Given instruction | All entries should be output exactly as they stand.

(Rows from a dataset)
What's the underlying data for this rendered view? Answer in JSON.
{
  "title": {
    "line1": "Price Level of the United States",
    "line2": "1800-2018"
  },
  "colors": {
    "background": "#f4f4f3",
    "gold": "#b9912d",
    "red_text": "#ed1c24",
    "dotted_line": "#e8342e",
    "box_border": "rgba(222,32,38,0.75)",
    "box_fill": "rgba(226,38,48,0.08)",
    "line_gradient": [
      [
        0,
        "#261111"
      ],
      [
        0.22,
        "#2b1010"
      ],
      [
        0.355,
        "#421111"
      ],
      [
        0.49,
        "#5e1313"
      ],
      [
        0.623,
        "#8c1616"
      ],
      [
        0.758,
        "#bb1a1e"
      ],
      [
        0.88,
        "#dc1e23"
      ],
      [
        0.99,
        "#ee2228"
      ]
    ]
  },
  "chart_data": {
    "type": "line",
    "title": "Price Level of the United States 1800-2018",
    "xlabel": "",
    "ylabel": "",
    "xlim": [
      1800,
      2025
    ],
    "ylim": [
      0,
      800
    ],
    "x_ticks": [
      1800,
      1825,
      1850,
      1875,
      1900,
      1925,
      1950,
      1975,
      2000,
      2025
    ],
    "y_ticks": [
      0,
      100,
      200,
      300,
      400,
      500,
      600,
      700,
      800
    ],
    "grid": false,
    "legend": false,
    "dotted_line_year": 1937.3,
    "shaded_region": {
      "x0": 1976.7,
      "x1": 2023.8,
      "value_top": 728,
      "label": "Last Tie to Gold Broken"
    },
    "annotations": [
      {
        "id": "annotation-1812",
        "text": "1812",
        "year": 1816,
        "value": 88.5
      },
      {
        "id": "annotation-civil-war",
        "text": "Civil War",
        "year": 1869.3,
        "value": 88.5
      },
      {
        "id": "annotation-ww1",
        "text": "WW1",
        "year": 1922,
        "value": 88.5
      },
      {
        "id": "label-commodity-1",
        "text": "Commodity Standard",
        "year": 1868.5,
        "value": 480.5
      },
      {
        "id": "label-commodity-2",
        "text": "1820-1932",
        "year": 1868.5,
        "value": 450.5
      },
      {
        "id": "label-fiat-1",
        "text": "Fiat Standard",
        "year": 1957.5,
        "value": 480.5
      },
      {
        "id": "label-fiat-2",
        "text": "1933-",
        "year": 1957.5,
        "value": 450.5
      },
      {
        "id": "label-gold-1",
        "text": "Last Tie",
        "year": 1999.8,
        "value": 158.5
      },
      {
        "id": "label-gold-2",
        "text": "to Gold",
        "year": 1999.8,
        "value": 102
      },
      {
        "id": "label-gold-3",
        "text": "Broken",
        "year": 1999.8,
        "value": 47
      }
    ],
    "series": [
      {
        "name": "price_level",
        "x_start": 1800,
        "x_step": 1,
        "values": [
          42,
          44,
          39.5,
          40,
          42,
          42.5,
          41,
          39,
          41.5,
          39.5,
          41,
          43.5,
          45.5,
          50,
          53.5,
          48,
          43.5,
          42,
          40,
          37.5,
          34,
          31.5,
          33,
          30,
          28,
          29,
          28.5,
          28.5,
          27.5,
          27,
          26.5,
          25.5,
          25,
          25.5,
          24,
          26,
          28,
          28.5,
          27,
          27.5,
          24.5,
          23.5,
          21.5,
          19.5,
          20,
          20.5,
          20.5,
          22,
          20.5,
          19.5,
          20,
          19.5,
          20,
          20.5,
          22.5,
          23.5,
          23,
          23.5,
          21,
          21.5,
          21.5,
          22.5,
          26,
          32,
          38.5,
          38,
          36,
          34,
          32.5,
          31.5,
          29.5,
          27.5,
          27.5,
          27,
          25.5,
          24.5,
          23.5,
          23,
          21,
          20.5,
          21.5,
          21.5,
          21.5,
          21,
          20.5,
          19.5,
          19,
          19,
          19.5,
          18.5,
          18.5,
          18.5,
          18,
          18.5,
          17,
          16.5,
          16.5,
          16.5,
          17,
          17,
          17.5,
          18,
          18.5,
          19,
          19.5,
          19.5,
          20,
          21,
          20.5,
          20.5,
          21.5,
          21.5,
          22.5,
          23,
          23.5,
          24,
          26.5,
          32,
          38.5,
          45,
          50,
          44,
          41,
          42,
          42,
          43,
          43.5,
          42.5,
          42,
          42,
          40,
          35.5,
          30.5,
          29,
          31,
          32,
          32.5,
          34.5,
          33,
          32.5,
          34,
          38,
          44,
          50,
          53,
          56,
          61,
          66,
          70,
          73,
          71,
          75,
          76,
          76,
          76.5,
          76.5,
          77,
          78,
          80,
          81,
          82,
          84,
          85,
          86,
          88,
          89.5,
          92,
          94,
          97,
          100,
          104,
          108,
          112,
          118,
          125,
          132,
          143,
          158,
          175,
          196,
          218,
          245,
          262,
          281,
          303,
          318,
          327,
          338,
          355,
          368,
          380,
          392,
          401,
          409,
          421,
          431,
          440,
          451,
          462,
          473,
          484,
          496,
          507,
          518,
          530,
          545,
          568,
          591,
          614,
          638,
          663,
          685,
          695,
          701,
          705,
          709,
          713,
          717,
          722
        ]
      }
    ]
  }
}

Solution to the problem |
What's the underlying data for this rendered view? Answer in JSON.
{
  "title": {
    "line1": "Price Level of the United States",
    "line2": "1800-2018"
  },
  "colors": {
    "background": "#f4f4f3",
    "gold": "#b9912d",
    "red_text": "#ed1c24",
    "dotted_line": "#e8342e",
    "box_border": "rgba(222,32,38,0.75)",
    "box_fill": "rgba(226,38,48,0.08)",
    "line_gradient": [
      [
        0,
        "#261111"
      ],
      [
        0.22,
        "#2b1010"
      ],
      [
        0.355,
        "#421111"
      ],
      [
        0.49,
        "#5e1313"
      ],
      [
        0.623,
        "#8c1616"
      ],
      [
        0.758,
        "#bb1a1e"
      ],
      [
        0.88,
        "#dc1e23"
      ],
      [
        0.99,
        "#ee2228"
      ]
    ]
  },
  "chart_data": {
    "type": "line",
    "title": "Price Level of the United States 1800-2018",
    "xlabel": "",
    "ylabel": "",
    "xlim": [
      1800,
      2025
    ],
    "ylim": [
      0,
      800
    ],
    "x_ticks": [
      1800,
      1825,
      1850,
      1875,
      1900,
      1925,
      1950,
      1975,
      2000,
      2025
    ],
    "y_ticks": [
      0,
      100,
      200,
      300,
      400,
      500,
      600,
      700,
      800
    ],
    "grid": false,
    "legend": false,
    "dotted_line_year": 1937.3,
    "shaded_region": {
      "x0": 1976.7,
      "x1": 2023.8,
      "value_top": 728,
      "label": "Last Tie to Gold Broken"
    },
    "annotations": [
      {
        "id": "annotation-1812",
        "text": "1812",
        "year": 1816,
        "value": 88.5
      },
      {
        "id": "annotation-civil-war",
        "text": "Civil War",
        "year": 1869.3,
        "value": 88.5
      },
      {
        "id": "annotation-ww1",
        "text": "WW1",
        "year": 1922,
        "value": 88.5
      },
      {
        "id": "label-commodity-1",
        "text": "Commodity Standard",
        "year": 1868.5,
        "value": 480.5
      },
      {
        "id": "label-commodity-2",
        "text": "1820-1932",
        "year": 1868.5,
        "value": 450.5
      },
      {
        "id": "label-fiat-1",
        "text": "Fiat Standard",
        "year": 1957.5,
        "value": 480.5
      },
      {
        "id": "label-fiat-2",
        "text": "1933-",
        "year": 1957.5,
        "value": 450.5
      },
      {
        "id": "label-gold-1",
        "text": "Last Tie",
        "year": 1999.8,
        "value": 158.5
      },
      {
        "id": "label-gold-2",
        "text": "to Gold",
        "year": 1999.8,
        "value": 102
      },
      {
        "id": "label-gold-3",
        "text": "Broken",
        "year": 1999.8,
        "value": 47
      }
    ],
    "series": [
      {
        "name": "price_level",
        "x_start": 1800,
        "x_step": 1,
        "values": [
          42,
          44,
          39.5,
          40,
          42,
          42.5,
          41,
          39,
          41.5,
          39.5,
          41,
          43.5,
          45.5,
          50,
          53.5,
          48,
          43.5,
          42,
          40,
          37.5,
          34,
          31.5,
          33,
          30,
          28,
          29,
          28.5,
          28.5,
          27.5,
          27,
          26.5,
          25.5,
          25,
          25.5,
          24,
          26,
          28,
          28.5,
          27,
          27.5,
          24.5,
          23.5,
          21.5,
          19.5,
          20,
          20.5,
          20.5,
          22,
          20.5,
          19.5,
          20,
          19.5,
          20,
          20.5,
          22.5,
          23.5,
          23,
          23.5,
          21,
          21.5,
          21.5,
          22.5,
          26,
          32,
          38.5,
          38,
          36,
          34,
          32.5,
          31.5,
          29.5,
          27.5,
          27.5,
          27,
          25.5,
          24.5,
          23.5,
          23,
          21,
          20.5,
          21.5,
          21.5,
          21.5,
          21,
          20.5,
          19.5,
          19,
          19,
          19.5,
          18.5,
          18.5,
          18.5,
          18,
          18.5,
          17,
          16.5,
          16.5,
          16.5,
          17,
          17,
          17.5,
          18,
          18.5,
          19,
          19.5,
          19.5,
          20,
          21,
          20.5,
          20.5,
          21.5,
          21.5,
          22.5,
          23,
          23.5,
          24,
          26.5,
          32,
          38.5,
          45,
          50,
          44,
          41,
          42,
          42,
          43,
          43.5,
          42.5,
          42,
          42,
          40,
          35.5,
          30.5,
          29,
          31,
          32,
          32.5,
          34.5,
          33,
          32.5,
          34,
          38,
          44,
          50,
          53,
          56,
          61,
          66,
          70,
          73,
          71,
          75,
          76,
          76,
          76.5,
          76.5,
          77,
          78,
          80,
          81,
          82,
          84,
          85,
          86,
          88,
          89.5,
          92,
          94,
          97,
          100,
          104,
          108,
          112,
          118,
          125,
          132,
          143,
          158,
          175,
          196,
          218,
          245,
          262,
          281,
          303,
          318,
          327,
          338,
          355,
          368,
          380,
          392,
          401,
          409,
          421,
          431,
          440,
          451,
          462,
          473,
          484,
          496,
          507,
          518,
          530,
          545,
          568,
          591,
          614,
          638,
          663,
          685,
          695,
          701,
          705,
          709,
          713,
          717,
          722
        ]
      }
    ]
  }
}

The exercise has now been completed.